[Data excerpts]
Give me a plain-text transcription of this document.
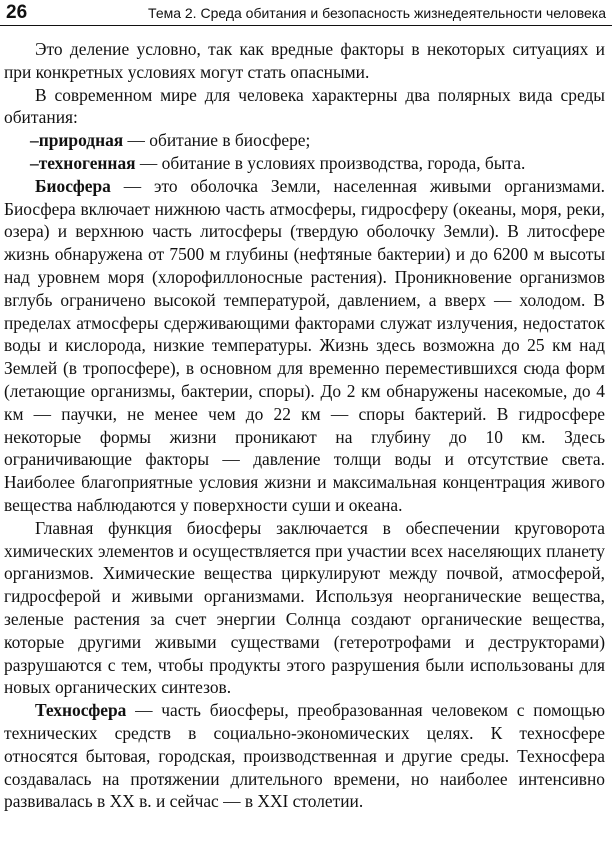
26	Тема 2. Среда обитания и безопасность жизнедеятельности человека

Это деление условно, так как вредные факторы в некоторых ситуациях и при конкретных условиях могут стать опасными.

В современном мире для человека характерны два полярных вида среды обитания:

–природная — обитание в биосфере;

–техногенная — обитание в условиях производства, города, быта.

Биосфера — это оболочка Земли, населенная живыми организмами. Биосфера включает нижнюю часть атмосферы, гидросферу (океаны, моря, реки, озера) и верхнюю часть литосферы (твердую оболочку Земли). В литосфере жизнь обнаружена от 7500 м глубины (нефтяные бактерии) и до 6200 м высоты над уровнем моря (хлорофиллоносные растения). Проникновение организмов вглубь ограничено высокой температурой, давлением, а вверх — холодом. В пределах атмосферы сдерживающими факторами служат излучения, недостаток воды и кислорода, низкие температуры. Жизнь здесь возможна до 25 км над Землей (в тропосфере), в основном для временно переместившихся сюда форм (летающие организмы, бактерии, споры). До 2 км обнаружены насекомые, до 4 км — паучки, не менее чем до 22 км — споры бактерий. В гидросфере некоторые формы жизни проникают на глубину до 10 км. Здесь ограничивающие факторы — давление толщи воды и отсутствие света. Наиболее благоприятные условия жизни и максимальная концентрация живого вещества наблюдаются у поверхности суши и океана.

Главная функция биосферы заключается в обеспечении круговорота химических элементов и осуществляется при участии всех населяющих планету организмов. Химические вещества циркулируют между почвой, атмосферой, гидросферой и живыми организмами. Используя неорганические вещества, зеленые растения за счет энергии Солнца создают органические вещества, которые другими живыми существами (гетеротрофами и деструкторами) разрушаются с тем, чтобы продукты этого разрушения были использованы для новых органических синтезов.

Техносфера — часть биосферы, преобразованная человеком с помощью технических средств в социально-экономических целях. К техносфере относятся бытовая, городская, производственная и другие среды. Техносфера создавалась на протяжении длительного времени, но наиболее интенсивно развивалась в XX в. и сейчас — в XXI столетии.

◆ GOAL OF THE EXERCISE
State how many lines of the listing above hold the word "организмами", with nothing but the number.

◆ EXPECTED ANSWER
2